Excerpt to read —
━━━━━━━━
REVERSED AND RENDERED.
Randal Bryan Tannehill Tannehill & Sylvester, L.L.C. P.O. Box 3246 Pineville, LA 71361-3246 (318) 641-1550 Counsel for Plaintiff/Appellee: Mahmoud M. Ghannam
Brandon Ashley Sues Gold, Weems, Bruser, Sues & Rundell P. O. Box 6118 Alexandria, LA 71307-6118 (318) 445-6471 Counsel for Defendant/Appellant: City of Alexandria SAUNDERS, Judge.
Defendant appeals the grant of a permanent injunction in favor of Plaintiff, an
alcohol beverage licensee, and three of his convenience stores, which were cited and
penalized for the illegal sale of liquor to minors. The permanent injunction, which
was granted by the trial court, enjoined the Alcohol Beverage Control Commission
from imposing part of the penalty incurred, a thirteen-day suspension of Plaintiff’s
liquor license. We reverse.
FACTS AND PROCEDURAL HISTORY
Defendant, City of Alexandria, appeals the trial court’s grant of a permanent
injunction that enjoined the Alcohol Beverage Control Commission’s (Commission)
━━━━━━━━
Things to do —
1. Copy word for word the section of the court opinion that opens with the words containing "FACTS AND PROCEDURAL" and closes with "Control Commission’s (Commission)".
2. Write the next part of the court opinion on the liquor license suspension, starting right after its final words.
The entries can be left aside, since nothing here depends on them.
━━━━━━━━
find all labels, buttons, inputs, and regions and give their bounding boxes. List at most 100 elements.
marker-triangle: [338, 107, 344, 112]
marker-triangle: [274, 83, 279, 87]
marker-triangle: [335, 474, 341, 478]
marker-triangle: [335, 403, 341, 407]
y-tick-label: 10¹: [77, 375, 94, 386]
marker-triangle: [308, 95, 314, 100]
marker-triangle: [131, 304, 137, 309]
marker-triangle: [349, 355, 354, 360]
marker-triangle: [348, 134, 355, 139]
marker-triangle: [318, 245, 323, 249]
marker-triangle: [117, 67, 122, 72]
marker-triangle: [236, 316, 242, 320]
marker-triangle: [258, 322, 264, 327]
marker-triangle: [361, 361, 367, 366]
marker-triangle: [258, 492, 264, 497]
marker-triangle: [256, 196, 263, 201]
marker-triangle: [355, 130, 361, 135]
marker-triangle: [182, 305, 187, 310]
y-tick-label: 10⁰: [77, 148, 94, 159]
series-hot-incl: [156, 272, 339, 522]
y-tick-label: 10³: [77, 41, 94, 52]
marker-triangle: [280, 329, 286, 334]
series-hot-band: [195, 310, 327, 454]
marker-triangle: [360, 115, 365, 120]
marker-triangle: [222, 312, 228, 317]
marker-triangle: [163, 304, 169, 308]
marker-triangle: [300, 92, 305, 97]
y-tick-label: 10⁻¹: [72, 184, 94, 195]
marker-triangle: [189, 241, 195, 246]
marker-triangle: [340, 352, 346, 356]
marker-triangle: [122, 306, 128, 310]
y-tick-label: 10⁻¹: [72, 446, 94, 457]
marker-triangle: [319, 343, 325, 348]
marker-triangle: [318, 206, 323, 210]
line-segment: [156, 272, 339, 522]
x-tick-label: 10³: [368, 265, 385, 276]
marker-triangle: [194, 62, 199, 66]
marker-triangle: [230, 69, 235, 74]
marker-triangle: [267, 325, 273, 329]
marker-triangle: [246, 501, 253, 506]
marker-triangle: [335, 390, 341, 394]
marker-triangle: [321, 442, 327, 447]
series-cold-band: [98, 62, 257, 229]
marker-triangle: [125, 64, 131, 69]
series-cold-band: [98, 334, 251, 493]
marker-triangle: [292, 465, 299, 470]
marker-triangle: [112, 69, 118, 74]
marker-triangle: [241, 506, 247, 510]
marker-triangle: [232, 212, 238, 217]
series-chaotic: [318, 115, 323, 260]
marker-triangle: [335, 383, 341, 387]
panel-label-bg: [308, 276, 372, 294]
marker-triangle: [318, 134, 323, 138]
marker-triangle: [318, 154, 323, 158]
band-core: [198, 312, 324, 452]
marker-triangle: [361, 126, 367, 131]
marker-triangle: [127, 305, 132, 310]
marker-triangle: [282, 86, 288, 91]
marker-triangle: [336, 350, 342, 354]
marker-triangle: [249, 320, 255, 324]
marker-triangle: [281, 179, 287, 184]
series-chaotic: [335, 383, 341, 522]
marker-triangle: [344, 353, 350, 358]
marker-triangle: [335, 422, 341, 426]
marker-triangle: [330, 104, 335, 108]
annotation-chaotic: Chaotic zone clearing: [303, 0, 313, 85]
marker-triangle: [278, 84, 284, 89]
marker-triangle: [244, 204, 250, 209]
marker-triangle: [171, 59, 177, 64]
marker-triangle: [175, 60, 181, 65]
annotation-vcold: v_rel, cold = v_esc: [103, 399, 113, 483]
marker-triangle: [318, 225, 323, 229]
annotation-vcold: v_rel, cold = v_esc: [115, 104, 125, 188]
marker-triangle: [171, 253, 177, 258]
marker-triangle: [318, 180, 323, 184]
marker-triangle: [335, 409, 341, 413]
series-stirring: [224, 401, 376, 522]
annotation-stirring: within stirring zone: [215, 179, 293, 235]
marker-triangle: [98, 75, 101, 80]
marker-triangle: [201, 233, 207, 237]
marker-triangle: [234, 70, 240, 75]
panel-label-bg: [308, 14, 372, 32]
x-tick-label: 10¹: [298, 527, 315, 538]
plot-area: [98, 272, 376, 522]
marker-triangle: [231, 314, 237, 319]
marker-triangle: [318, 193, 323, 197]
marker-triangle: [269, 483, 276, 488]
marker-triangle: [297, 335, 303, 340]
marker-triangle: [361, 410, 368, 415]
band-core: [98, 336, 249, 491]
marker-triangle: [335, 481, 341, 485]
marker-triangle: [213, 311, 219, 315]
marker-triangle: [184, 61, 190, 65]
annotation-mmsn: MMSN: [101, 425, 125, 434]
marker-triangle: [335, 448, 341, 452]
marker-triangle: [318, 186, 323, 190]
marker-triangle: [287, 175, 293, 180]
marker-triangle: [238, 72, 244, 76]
━━━━━━━━
Response list —
1.
FACTS AND PROCEDURAL HISTORY
Defendant, City of Alexandria, appeals the trial court’s grant of a permanent
injunction that enjoined the Alcohol Beverage Control Commission’s (Commission)

2.
penalty imposed upon an alcoholic beverage licensee, Mr. Mahmoud M. Ghannam,
the owner of several convenience stores in which alcohol was illegally sold to minors
in violation of the laws of the state. Due to these violations, three of Mr. Ghannam’s
convenience stores, namely A&M of Cenla, A&M Mini Mart, Inc., and A&M High
Tech, Inc., received citations from the Commission.
On March 28, 2005, a hearing regarding the issuance of the citations was held
before the Commission. After the Commission heard and considered the evidence
presented, it imposed a $500.00 fine upon both A&M High Tech, Inc. and A&M Mini
Mart, Inc., as well as a $1,000.00 fine upon A&M of Cenla, Inc. The penalty imposed
on A&M of Cenla was greater, as it had previously been cited for the same violation.
The Commission further imposed a suspension of Mr. Ghannam’s City of Alexandria
liquor license for a total of thirteen days. Mr. Ghannam was notified of the penalties
via certified mail on May 11, 2005.
On May 19, 2005, Mr. Ghannam filed a petition seeking a preliminary
injunction to restrain enforcement of the administrative rulings of the Commission and a reduction in penalties on behalf of A&M of Cenla, Inc., A&M Mini Mart, Inc.,
and A&M High Tech, Inc. The preliminary injunction was granted on June 20, 2005,
enjoining the suspension of the liquor license until trial.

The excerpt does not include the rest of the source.